> _EXERCISE REQUIREMENTS_:
- 1) Format the bounding-box rows below as a two-column CSV with one row per entry, using the columns "instruction" and "output". Quote each field and replace line breaks with spaces, and leave the pictures out.
- 2) Pick up the post about tensions between the McCain and Palin camps and keep writing from its final sentence.

> _READING TEXT_:
Palin Last Nail in Republican Coffin?
Quite a few reports came out yesterday buttressing rumors that there were tensions between John McCain and Sarah Palin which caused a feud within the campaign team. It’s only fitting, I suppose, since the selection of Palin has highlighted and exacerbated a growing fissure within the Republican Party itself.
Fox New’s Carl Cameron dished last night about rumors that Palin was even more unprepared than we thought, like not knowing that Africa was a continent rather than a country or being clueless about which countries were in NAFTA:
Cameron continued the assault on Bill O’Reilly’s show, continuing to use the word “knowledgability” to describe what she lacked:
In “Internal Battles Divided McCain and Palin Camps,” NYT corespondent Elisabeth Bumiller details some of the petty squabbles and disputes over such things as the prank Sarkozy call and the wardrobe brouhaha but this section puts it all into perspective:
Finger-pointing at the end of a losing campaign is traditional and to a large degree predictable, as Mr. McCain himself acknowledged in a prescient interview in July.

> _EXTRACTED ENTRIES_:
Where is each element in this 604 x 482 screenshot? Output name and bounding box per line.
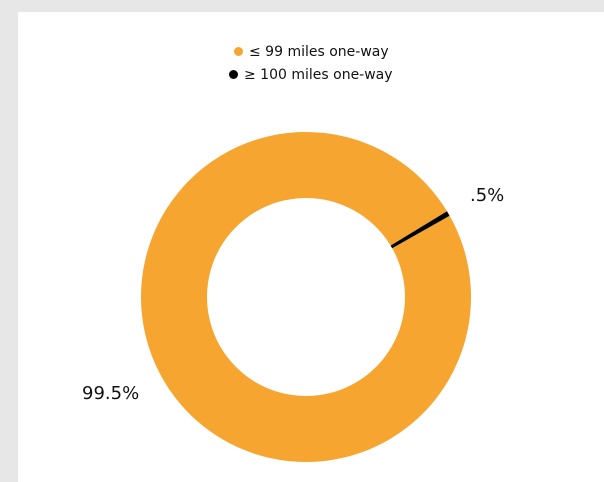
legend-item-short-distance: ≤ 99 miles one-way	[234, 40, 474, 63]
chart-legend: ≤ 99 miles one-way ≥ 100 miles one-way	[229, 40, 474, 86]
data-label-short-distance: 99.5%	[82, 383, 139, 404]
legend-label-short-distance: ≤ 99 miles one-way	[249, 43, 389, 60]
legend-swatch-short-distance	[234, 47, 243, 56]
donut-slice-short-distance	[141, 132, 472, 463]
donut-slice-long-distance	[390, 211, 450, 249]
legend-item-long-distance: ≥ 100 miles one-way	[229, 63, 474, 86]
legend-label-long-distance: ≥ 100 miles one-way	[244, 66, 393, 83]
legend-swatch-long-distance	[229, 70, 238, 79]
data-label-long-distance: .5%	[470, 185, 504, 206]
donut-slices	[141, 132, 472, 463]
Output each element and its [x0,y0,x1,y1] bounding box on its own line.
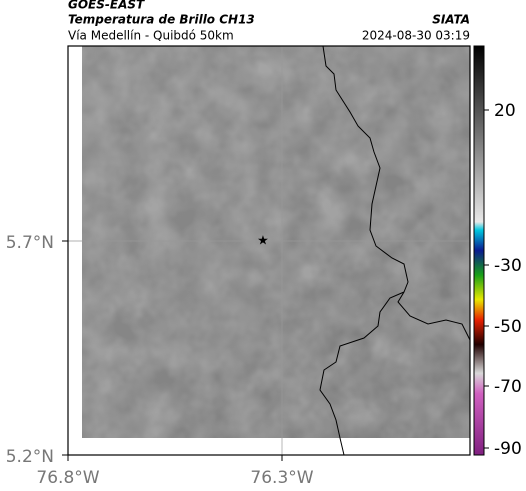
lat-label: 5.2°N [6,447,54,467]
lon-label: 76.8°W [36,468,99,488]
brand: SIATA [432,13,470,27]
location-star: ★ [257,234,269,249]
colorbar-label: -90 [494,439,522,459]
lat-label: 5.7°N [6,233,54,253]
colorbar [473,45,485,456]
map-frame [67,45,471,456]
colorbar-label: -70 [494,377,522,397]
colorbar-label: -50 [494,317,522,337]
subtitle: Vía Medellín - Quibdó 50km [68,29,234,43]
border-line [319,45,471,456]
timestamp: 2024-08-30 03:19 [362,29,470,43]
colorbar-labels: 20 -30 -50 -70 -90 [484,101,522,459]
colorbar-label: 20 [494,101,516,121]
title: Temperatura de Brillo CH13 [68,13,255,27]
lon-label: 76.3°W [250,468,313,488]
brightness-texture [82,46,470,438]
colorbar-label: -30 [494,256,522,276]
source: GOES-EAST [68,0,145,12]
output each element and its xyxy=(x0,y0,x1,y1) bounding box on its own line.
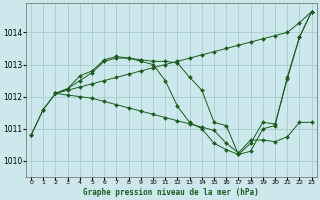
X-axis label: Graphe pression niveau de la mer (hPa): Graphe pression niveau de la mer (hPa) xyxy=(84,188,259,197)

> _EXPECTED OUTPUTS_:
- 1)
instruction,output
"Where is each element in this 604 x 482 screenshot? Output name and bounding box per line.","legend-item-short-distance: ≤ 99 miles one-way	[234, 40, 474, 63] chart-legend: ≤ 99 miles one-way ≥ 100 miles one-way	[229, 40, 474, 86] data-label-short-distance: 99.5%	[82, 383, 139, 404] legend-label-short-distance: ≤ 99 miles one-way	[249, 43, 389, 60] legend-swatch-short-distance	[234, 47, 243, 56] donut-slice-short-distance	[141, 132, 472, 463] donut-slice-long-distance	[390, 211, 450, 249] legend-item-long-distance: ≥ 100 miles one-way	[229, 63, 474, 86] legend-label-long-distance: ≥ 100 miles one-way	[244, 66, 393, 83] legend-swatch-long-distance	[229, 70, 238, 79] data-label-long-distance: .5%	[470, 185, 504, 206] donut-slices	[141, 132, 472, 463]"
"Output each element and its [x0,y0,x1,y1] bounding box on its own line.","lat-label: 5.2°N [6,447,54,467] lon-label: 76.8°W [36,468,99,488] brand: SIATA [432,13,470,27] location-star: ★ [257,234,269,249] colorbar-label: -90 [494,439,522,459] lat-label: 5.7°N [6,233,54,253] colorbar [473,45,485,456] map-frame [67,45,471,456] colorbar-label: -70 [494,377,522,397] colorbar-label: -50 [494,317,522,337] subtitle: Vía Medellín - Quibdó 50km [68,29,234,43] border-line [319,45,471,456] timestamp: 2024-08-30 03:19 [362,29,470,43] colorbar-labels: 20 -30 -50 -70 -90 [484,101,522,459] colorbar-label: 20 [494,101,516,121] title: Temperatura de Brillo CH13 [68,13,255,27] lon-label: 76.3°W [250,468,313,488] brightness-texture [82,46,470,438] colorbar-label: -30 [494,256,522,276] source: GOES-EAST [68,0,145,12]"
"output each element and its xyxy=(x0,y0,x1,y1) bounding box on its own line.","X-axis label: Graphe pression niveau de la mer (hPa): Graphe pression niveau de la mer (hPa) xyxy=(84,188,259,197)"

- 2)
“Every book I’ve read about a campaign is that the one that won, it was a perfect and beautifully run campaign with geniuses running it and incredible messaging, etcetera,” Mr. McCain said then. “And always the one that lost, ‘Oh, completely screwed up, too much infighting, bad people, etcetera.’ So if I win, I believe that historians will say, ‘Way to go, he fine-tuned that campaign, and he got the right people in the right place and as the campaign grew, he gave them more responsibility.’ If I lose,” people will say, “ ‘That campaign, always in disarray.’ ”
Quite right. Had McCain somehow managed to win, we’d be hearing about all the Obama staffers who couldn’t believe Joe Biden was so boneheaded as to promise a grave national security crisis if his guy won and Biden staffers complaining about Obama’s ill-considered remarks to Joe the Plumber or Obama’s diva qualities being demonstrated by his penchant for giant outdoor rallies with Greek columns. Since they won, however, the mistakes are minimized.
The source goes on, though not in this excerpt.